## BEGIN
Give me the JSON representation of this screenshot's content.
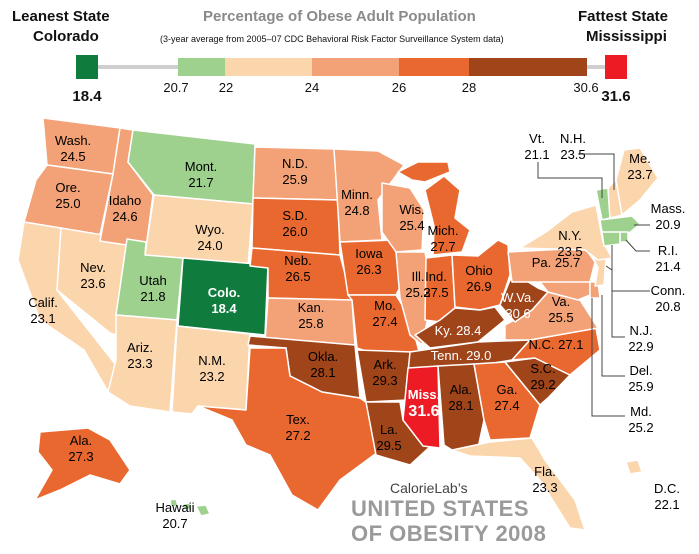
{
  "header": {
    "leanest_title": "Leanest State",
    "leanest_state": "Colorado",
    "leanest_value": "18.4",
    "fattest_title": "Fattest State",
    "fattest_state": "Mississippi",
    "fattest_value": "31.6",
    "title": "Percentage of Obese Adult Population",
    "subtitle": "(3-year average from 2005–07 CDC Behavioral Risk Factor Surveillance System data)"
  },
  "legend": {
    "ticks": [
      "20.7",
      "22",
      "24",
      "26",
      "28",
      "30.6"
    ],
    "bin_colors": [
      "#9ed18e",
      "#fbd5ac",
      "#f3a176",
      "#e8682f",
      "#a0441a"
    ],
    "min_color": "#0f7b3c",
    "max_color": "#ed1c24"
  },
  "states": [
    {
      "abbr": "Wash.",
      "value": "24.5",
      "color": "#f3a176"
    },
    {
      "abbr": "Ore.",
      "value": "25.0",
      "color": "#f3a176"
    },
    {
      "abbr": "Calif.",
      "value": "23.1",
      "color": "#fbd5ac"
    },
    {
      "abbr": "Nev.",
      "value": "23.6",
      "color": "#fbd5ac"
    },
    {
      "abbr": "Idaho",
      "value": "24.6",
      "color": "#f3a176"
    },
    {
      "abbr": "Mont.",
      "value": "21.7",
      "color": "#9ed18e"
    },
    {
      "abbr": "Wyo.",
      "value": "24.0",
      "color": "#fbd5ac"
    },
    {
      "abbr": "Utah",
      "value": "21.8",
      "color": "#9ed18e"
    },
    {
      "abbr": "Colo.",
      "value": "18.4",
      "color": "#0f7b3c"
    },
    {
      "abbr": "Ariz.",
      "value": "23.3",
      "color": "#fbd5ac"
    },
    {
      "abbr": "N.M.",
      "value": "23.2",
      "color": "#fbd5ac"
    },
    {
      "abbr": "N.D.",
      "value": "25.9",
      "color": "#f3a176"
    },
    {
      "abbr": "S.D.",
      "value": "26.0",
      "color": "#e8682f"
    },
    {
      "abbr": "Neb.",
      "value": "26.5",
      "color": "#e8682f"
    },
    {
      "abbr": "Kan.",
      "value": "25.8",
      "color": "#f3a176"
    },
    {
      "abbr": "Okla.",
      "value": "28.1",
      "color": "#a0441a"
    },
    {
      "abbr": "Tex.",
      "value": "27.2",
      "color": "#e8682f"
    },
    {
      "abbr": "Minn.",
      "value": "24.8",
      "color": "#f3a176"
    },
    {
      "abbr": "Iowa",
      "value": "26.3",
      "color": "#e8682f"
    },
    {
      "abbr": "Mo.",
      "value": "27.4",
      "color": "#e8682f"
    },
    {
      "abbr": "Ark.",
      "value": "29.3",
      "color": "#a0441a"
    },
    {
      "abbr": "La.",
      "value": "29.5",
      "color": "#a0441a"
    },
    {
      "abbr": "Wis.",
      "value": "25.4",
      "color": "#f3a176"
    },
    {
      "abbr": "Ill.",
      "value": "25.3",
      "color": "#f3a176"
    },
    {
      "abbr": "Mich.",
      "value": "27.7",
      "color": "#e8682f"
    },
    {
      "abbr": "Ind.",
      "value": "27.5",
      "color": "#e8682f"
    },
    {
      "abbr": "Ohio",
      "value": "26.9",
      "color": "#e8682f"
    },
    {
      "abbr": "Ky.",
      "value": "28.4",
      "color": "#a0441a"
    },
    {
      "abbr": "Tenn.",
      "value": "29.0",
      "color": "#a0441a"
    },
    {
      "abbr": "Miss.",
      "value": "31.6",
      "color": "#ed1c24"
    },
    {
      "abbr": "Ala.",
      "value": "28.1",
      "color": "#a0441a"
    },
    {
      "abbr": "Ga.",
      "value": "27.4",
      "color": "#e8682f"
    },
    {
      "abbr": "Fla.",
      "value": "23.3",
      "color": "#fbd5ac"
    },
    {
      "abbr": "S.C.",
      "value": "29.2",
      "color": "#a0441a"
    },
    {
      "abbr": "N.C.",
      "value": "27.1",
      "color": "#e8682f"
    },
    {
      "abbr": "Va.",
      "value": "25.5",
      "color": "#f3a176"
    },
    {
      "abbr": "W.Va.",
      "value": "30.6",
      "color": "#a0441a"
    },
    {
      "abbr": "Pa.",
      "value": "25.7",
      "color": "#f3a176"
    },
    {
      "abbr": "N.Y.",
      "value": "23.5",
      "color": "#fbd5ac"
    },
    {
      "abbr": "Vt.",
      "value": "21.1",
      "color": "#9ed18e"
    },
    {
      "abbr": "N.H.",
      "value": "23.5",
      "color": "#fbd5ac"
    },
    {
      "abbr": "Me.",
      "value": "23.7",
      "color": "#fbd5ac"
    },
    {
      "abbr": "Mass.",
      "value": "20.9",
      "color": "#9ed18e"
    },
    {
      "abbr": "R.I.",
      "value": "21.4",
      "color": "#9ed18e"
    },
    {
      "abbr": "Conn.",
      "value": "20.8",
      "color": "#9ed18e"
    },
    {
      "abbr": "N.J.",
      "value": "22.9",
      "color": "#fbd5ac"
    },
    {
      "abbr": "Del.",
      "value": "25.9",
      "color": "#f3a176"
    },
    {
      "abbr": "Md.",
      "value": "25.2",
      "color": "#f3a176"
    },
    {
      "abbr": "D.C.",
      "value": "22.1",
      "color": "#fbd5ac"
    },
    {
      "abbr": "Ala.",
      "value": "27.3",
      "color": "#e8682f"
    },
    {
      "abbr": "Hawaii",
      "value": "20.7",
      "color": "#9ed18e"
    }
  ],
  "branding": {
    "line1": "CalorieLab’s",
    "line2": "UNITED STATES",
    "line3": "OF OBESITY 2008"
  }
}
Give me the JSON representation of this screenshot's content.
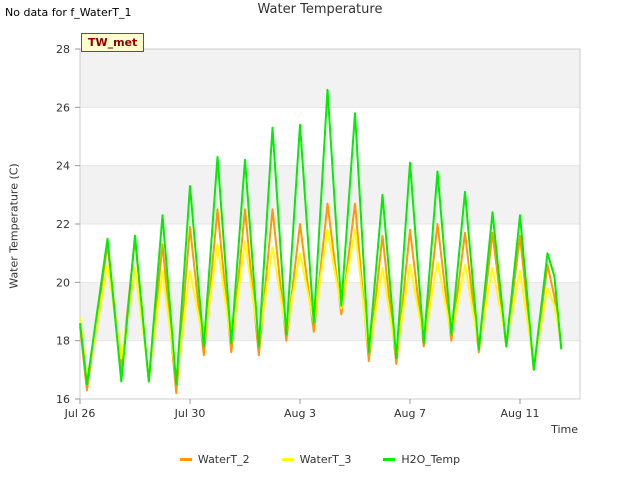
{
  "nodata_text": "No data for f_WaterT_1",
  "tag_label": "TW_met",
  "chart_data": {
    "type": "line",
    "title": "Water Temperature",
    "xlabel": "Time",
    "ylabel": "Water Temperature (C)",
    "x_ticks": [
      "Jul 26",
      "Jul 30",
      "Aug 3",
      "Aug 7",
      "Aug 11"
    ],
    "y_ticks": [
      16,
      18,
      20,
      22,
      24,
      26,
      28
    ],
    "ylim": [
      16,
      28
    ],
    "grid": "horizontal bands",
    "legend_position": "bottom",
    "series": [
      {
        "name": "WaterT_2",
        "color": "#ff9900",
        "x": [
          "Jul 26",
          "Jul 26 06:00",
          "Jul 27",
          "Jul 27 12:00",
          "Jul 28",
          "Jul 28 12:00",
          "Jul 29",
          "Jul 29 12:00",
          "Jul 30",
          "Jul 30 12:00",
          "Jul 31",
          "Jul 31 12:00",
          "Aug 1",
          "Aug 1 12:00",
          "Aug 2",
          "Aug 2 12:00",
          "Aug 3",
          "Aug 3 12:00",
          "Aug 4",
          "Aug 4 12:00",
          "Aug 5",
          "Aug 5 12:00",
          "Aug 6",
          "Aug 6 12:00",
          "Aug 7",
          "Aug 7 12:00",
          "Aug 8",
          "Aug 8 12:00",
          "Aug 9",
          "Aug 9 12:00",
          "Aug 10",
          "Aug 10 12:00",
          "Aug 11",
          "Aug 11 12:00",
          "Aug 12",
          "Aug 12 06:00",
          "Aug 12 12:00"
        ],
        "y": [
          18.5,
          16.3,
          21.3,
          17.0,
          21.5,
          16.6,
          21.3,
          16.2,
          21.9,
          17.5,
          22.5,
          17.6,
          22.5,
          17.5,
          22.5,
          18.0,
          22.0,
          18.3,
          22.7,
          18.9,
          22.7,
          17.3,
          21.6,
          17.2,
          21.8,
          17.8,
          22.0,
          18.0,
          21.7,
          17.6,
          21.7,
          17.8,
          21.6,
          17.0,
          20.6,
          19.5,
          17.8
        ]
      },
      {
        "name": "WaterT_3",
        "color": "#ffff00",
        "x": [
          "Jul 26",
          "Jul 26 06:00",
          "Jul 27",
          "Jul 27 12:00",
          "Jul 28",
          "Jul 28 12:00",
          "Jul 29",
          "Jul 29 12:00",
          "Jul 30",
          "Jul 30 12:00",
          "Jul 31",
          "Jul 31 12:00",
          "Aug 1",
          "Aug 1 12:00",
          "Aug 2",
          "Aug 2 12:00",
          "Aug 3",
          "Aug 3 12:00",
          "Aug 4",
          "Aug 4 12:00",
          "Aug 5",
          "Aug 5 12:00",
          "Aug 6",
          "Aug 6 12:00",
          "Aug 7",
          "Aug 7 12:00",
          "Aug 8",
          "Aug 8 12:00",
          "Aug 9",
          "Aug 9 12:00",
          "Aug 10",
          "Aug 10 12:00",
          "Aug 11",
          "Aug 11 12:00",
          "Aug 12",
          "Aug 12 06:00",
          "Aug 12 12:00"
        ],
        "y": [
          18.8,
          16.6,
          20.6,
          17.4,
          20.5,
          16.8,
          20.4,
          16.7,
          20.4,
          17.9,
          21.3,
          17.9,
          21.4,
          18.0,
          21.2,
          18.3,
          21.0,
          18.6,
          21.8,
          19.1,
          21.8,
          17.6,
          20.5,
          17.5,
          20.6,
          18.0,
          20.7,
          18.2,
          20.6,
          17.8,
          20.5,
          18.0,
          20.4,
          17.2,
          19.8,
          19.2,
          17.9
        ]
      },
      {
        "name": "H2O_Temp",
        "color": "#00ee00",
        "x": [
          "Jul 26",
          "Jul 26 06:00",
          "Jul 27",
          "Jul 27 12:00",
          "Jul 28",
          "Jul 28 12:00",
          "Jul 29",
          "Jul 29 12:00",
          "Jul 30",
          "Jul 30 12:00",
          "Jul 31",
          "Jul 31 12:00",
          "Aug 1",
          "Aug 1 12:00",
          "Aug 2",
          "Aug 2 12:00",
          "Aug 3",
          "Aug 3 12:00",
          "Aug 4",
          "Aug 4 12:00",
          "Aug 5",
          "Aug 5 12:00",
          "Aug 6",
          "Aug 6 12:00",
          "Aug 7",
          "Aug 7 12:00",
          "Aug 8",
          "Aug 8 12:00",
          "Aug 9",
          "Aug 9 12:00",
          "Aug 10",
          "Aug 10 12:00",
          "Aug 11",
          "Aug 11 12:00",
          "Aug 12",
          "Aug 12 06:00",
          "Aug 12 12:00"
        ],
        "y": [
          18.6,
          16.5,
          21.5,
          16.6,
          21.6,
          16.6,
          22.3,
          16.5,
          23.3,
          17.8,
          24.3,
          17.9,
          24.2,
          17.8,
          25.3,
          18.2,
          25.4,
          18.6,
          26.6,
          19.2,
          25.8,
          17.6,
          23.0,
          17.4,
          24.1,
          17.9,
          23.8,
          18.2,
          23.1,
          17.7,
          22.4,
          17.8,
          22.3,
          17.0,
          21.0,
          20.2,
          17.7
        ]
      }
    ]
  }
}
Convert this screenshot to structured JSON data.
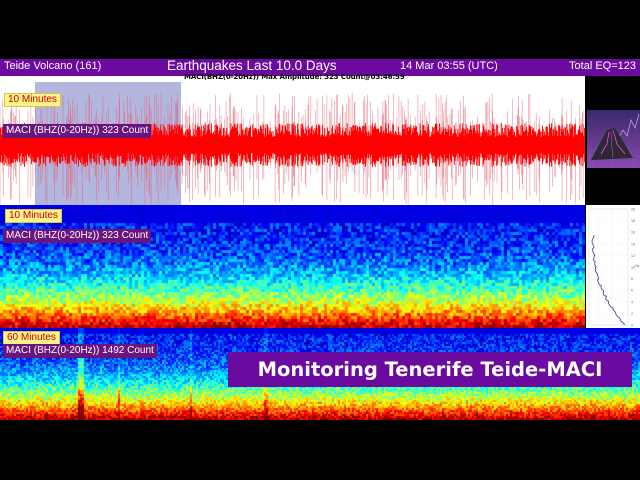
{
  "header": {
    "station": "Teide Volcano (161)",
    "title": "Earthquakes Last 10.0 Days",
    "time": "14 Mar 03:55 (UTC)",
    "total": "Total EQ=123",
    "bg_color": "#6c0aa0"
  },
  "subtitle": "MACI(BHZ(0-20Hz)) Max Amplitude: 323 Count@03:46:59",
  "panels": [
    {
      "type": "waveform",
      "window_label": "10 Minutes",
      "channel_label": "MACI (BHZ(0-20Hz)) 323 Count",
      "trace_color": "#ff0000",
      "highlight_color": "#b3b7e0"
    },
    {
      "type": "spectrogram",
      "window_label": "10 Minutes",
      "channel_label": "MACI (BHZ(0-20Hz)) 323 Count"
    },
    {
      "type": "spectrogram",
      "window_label": "60 Minutes",
      "channel_label": "MACI (BHZ(0-20Hz)) 1492 Count"
    }
  ],
  "frequency_profile": {
    "axis_ticks": [
      "20",
      "18",
      "16",
      "14",
      "12",
      "10",
      "8",
      "6",
      "4",
      "2",
      "0"
    ],
    "axis_unit": "Hz",
    "line_color": "#5a2a8a"
  },
  "thumbnail": {
    "icon": "volcano-icon"
  },
  "banner": {
    "text": "Monitoring Tenerife Teide-MACI",
    "bg_color": "#6a0a9e"
  }
}
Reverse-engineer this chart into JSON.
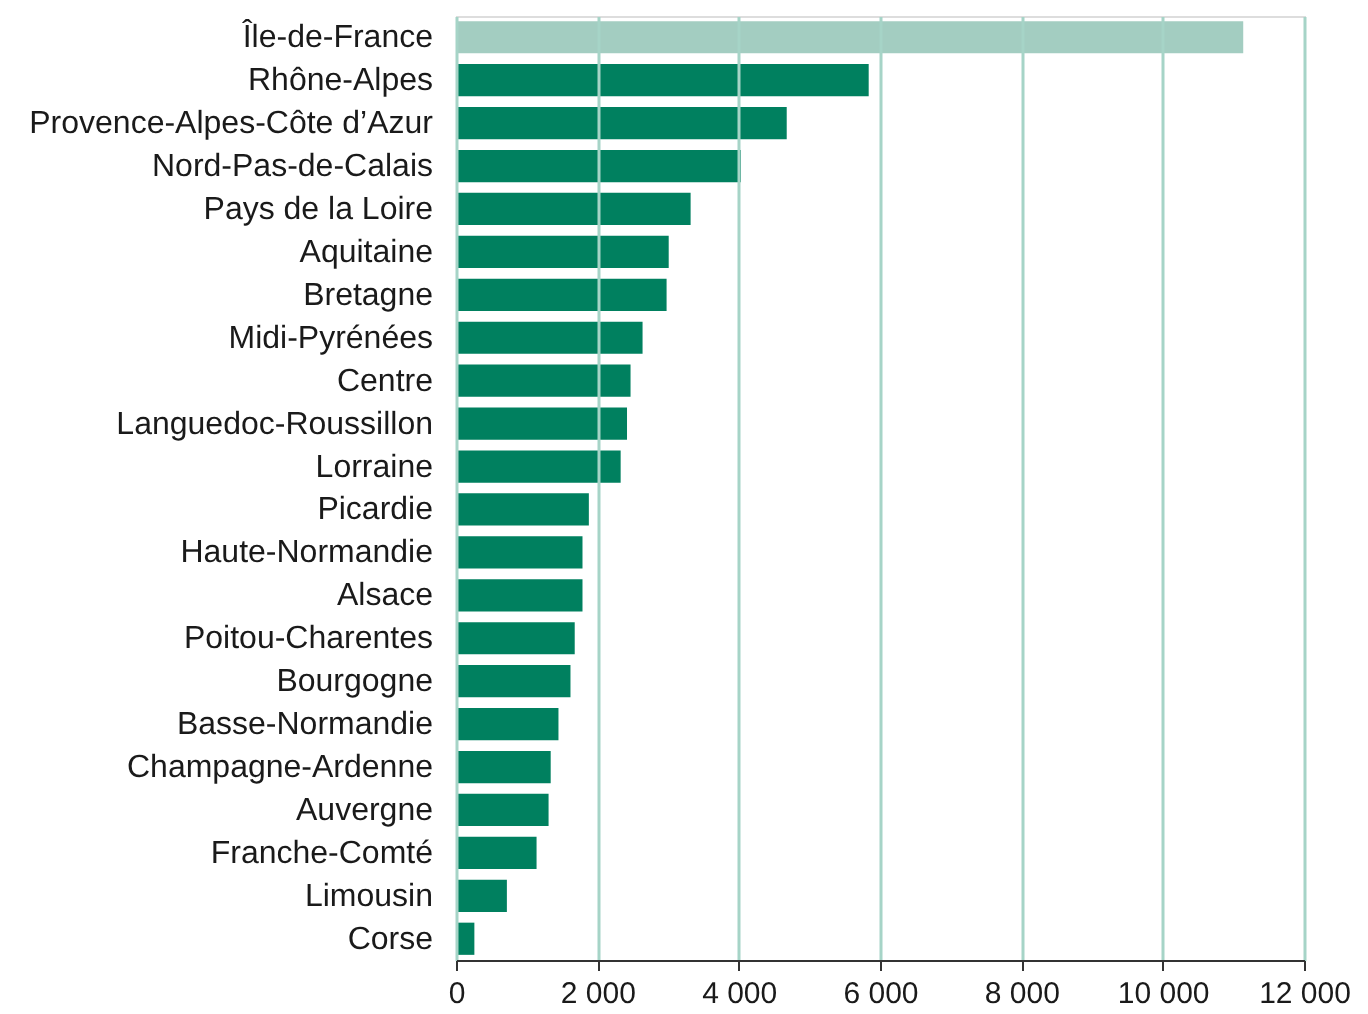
{
  "chart_data": {
    "type": "bar",
    "orientation": "horizontal",
    "categories": [
      "Île-de-France",
      "Rhône-Alpes",
      "Provence-Alpes-Côte d’Azur",
      "Nord-Pas-de-Calais",
      "Pays de la Loire",
      "Aquitaine",
      "Bretagne",
      "Midi-Pyrénées",
      "Centre",
      "Languedoc-Roussillon",
      "Lorraine",
      "Picardie",
      "Haute-Normandie",
      "Alsace",
      "Poitou-Charentes",
      "Bourgogne",
      "Basse-Normandie",
      "Champagne-Ardenne",
      "Auvergne",
      "Franche-Comté",
      "Limousin",
      "Corse"
    ],
    "values": [
      11140,
      5840,
      4680,
      4030,
      3320,
      3010,
      2980,
      2640,
      2470,
      2420,
      2330,
      1880,
      1790,
      1790,
      1680,
      1620,
      1450,
      1340,
      1310,
      1140,
      720,
      260
    ],
    "colors": [
      "#a3cdc1",
      "#00805f",
      "#00805f",
      "#00805f",
      "#00805f",
      "#00805f",
      "#00805f",
      "#00805f",
      "#00805f",
      "#00805f",
      "#00805f",
      "#00805f",
      "#00805f",
      "#00805f",
      "#00805f",
      "#00805f",
      "#00805f",
      "#00805f",
      "#00805f",
      "#00805f",
      "#00805f",
      "#00805f"
    ],
    "xlim": [
      0,
      12000
    ],
    "xticks": [
      0,
      {
        "value": 2000,
        "label": "2 000"
      },
      {
        "value": 4000,
        "label": "4 000"
      },
      {
        "value": 6000,
        "label": "6 000"
      },
      {
        "value": 8000,
        "label": "8 000"
      },
      {
        "value": 10000,
        "label": "10 000"
      },
      {
        "value": 12000,
        "label": "12 000"
      }
    ],
    "grid": "x"
  }
}
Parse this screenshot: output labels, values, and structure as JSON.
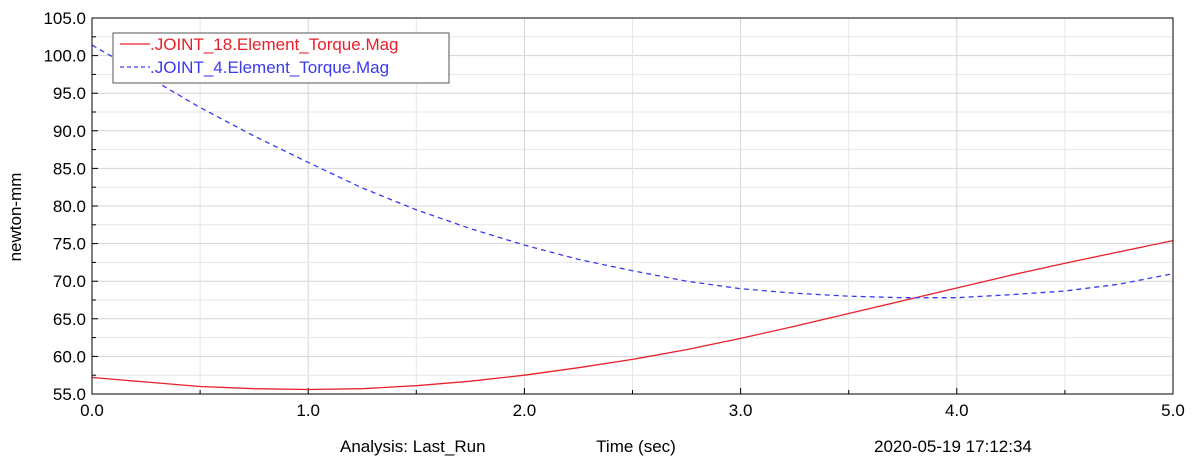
## END
= STATED GOAL =
Please list every line of the records that contains "JSON".

= OUTPUT OF THE TASK =
Give me the JSON representation of this screenshot's content.
Give me the JSON representation of this screenshot's content.
Convert this screenshot to structured JSON data.
Reverse-engineer this chart into JSON.
Parse this screenshot: output labels, values, and structure as JSON.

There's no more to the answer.